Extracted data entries

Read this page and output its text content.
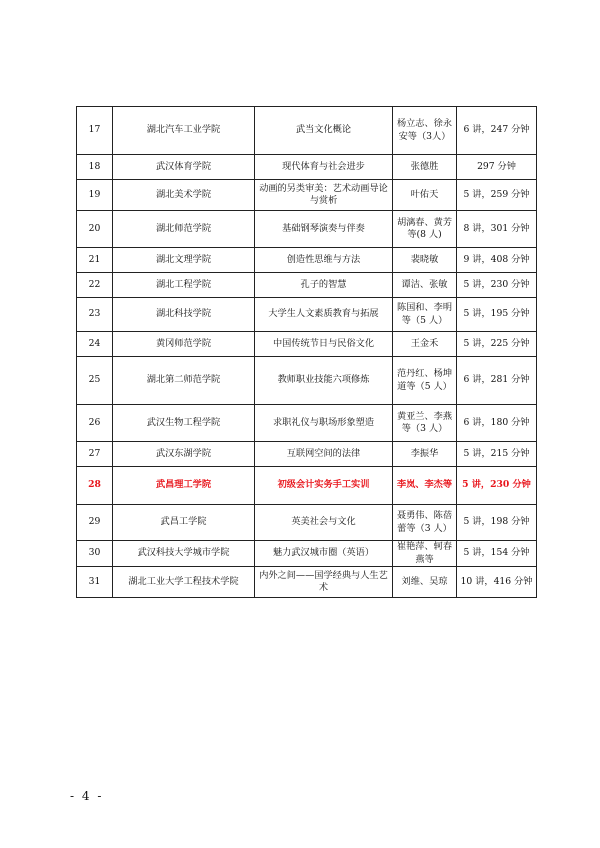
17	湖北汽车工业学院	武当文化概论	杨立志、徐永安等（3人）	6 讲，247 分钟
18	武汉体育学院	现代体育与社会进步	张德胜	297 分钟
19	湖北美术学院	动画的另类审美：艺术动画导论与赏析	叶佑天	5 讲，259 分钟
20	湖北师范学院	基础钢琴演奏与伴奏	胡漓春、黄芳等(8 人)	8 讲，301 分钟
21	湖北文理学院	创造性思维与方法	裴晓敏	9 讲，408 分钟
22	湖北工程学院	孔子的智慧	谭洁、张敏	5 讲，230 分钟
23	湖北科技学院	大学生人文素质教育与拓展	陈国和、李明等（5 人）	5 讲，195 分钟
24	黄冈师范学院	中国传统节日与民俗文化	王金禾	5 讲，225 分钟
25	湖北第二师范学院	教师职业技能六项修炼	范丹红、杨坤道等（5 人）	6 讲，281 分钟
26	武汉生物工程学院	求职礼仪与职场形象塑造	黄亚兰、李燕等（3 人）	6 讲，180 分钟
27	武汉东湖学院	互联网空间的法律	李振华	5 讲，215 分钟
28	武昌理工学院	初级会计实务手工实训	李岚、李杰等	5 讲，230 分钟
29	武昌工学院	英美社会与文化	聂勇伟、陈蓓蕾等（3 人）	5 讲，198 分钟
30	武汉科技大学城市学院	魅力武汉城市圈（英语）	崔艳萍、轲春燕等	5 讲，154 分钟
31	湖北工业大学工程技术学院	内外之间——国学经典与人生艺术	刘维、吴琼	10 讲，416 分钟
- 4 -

▶ _Task goal_: Print the complete listing exactly, apart from any pictures.

▶ _Task result_:
Read this page and output its text content.
17	湖北汽车工业学院	武当文化概论	杨立志、徐永安等（3人）	6 讲，247 分钟
18	武汉体育学院	现代体育与社会进步	张德胜	297 分钟
19	湖北美术学院	动画的另类审美：艺术动画导论与赏析	叶佑天	5 讲，259 分钟
20	湖北师范学院	基础钢琴演奏与伴奏	胡漓春、黄芳等(8 人)	8 讲，301 分钟
21	湖北文理学院	创造性思维与方法	裴晓敏	9 讲，408 分钟
22	湖北工程学院	孔子的智慧	谭洁、张敏	5 讲，230 分钟
23	湖北科技学院	大学生人文素质教育与拓展	陈国和、李明等（5 人）	5 讲，195 分钟
24	黄冈师范学院	中国传统节日与民俗文化	王金禾	5 讲，225 分钟
25	湖北第二师范学院	教师职业技能六项修炼	范丹红、杨坤道等（5 人）	6 讲，281 分钟
26	武汉生物工程学院	求职礼仪与职场形象塑造	黄亚兰、李燕等（3 人）	6 讲，180 分钟
27	武汉东湖学院	互联网空间的法律	李振华	5 讲，215 分钟
28	武昌理工学院	初级会计实务手工实训	李岚、李杰等	5 讲，230 分钟
29	武昌工学院	英美社会与文化	聂勇伟、陈蓓蕾等（3 人）	5 讲，198 分钟
30	武汉科技大学城市学院	魅力武汉城市圈（英语）	崔艳萍、轲春燕等	5 讲，154 分钟
31	湖北工业大学工程技术学院	内外之间——国学经典与人生艺术	刘维、吴琼	10 讲，416 分钟
- 4 -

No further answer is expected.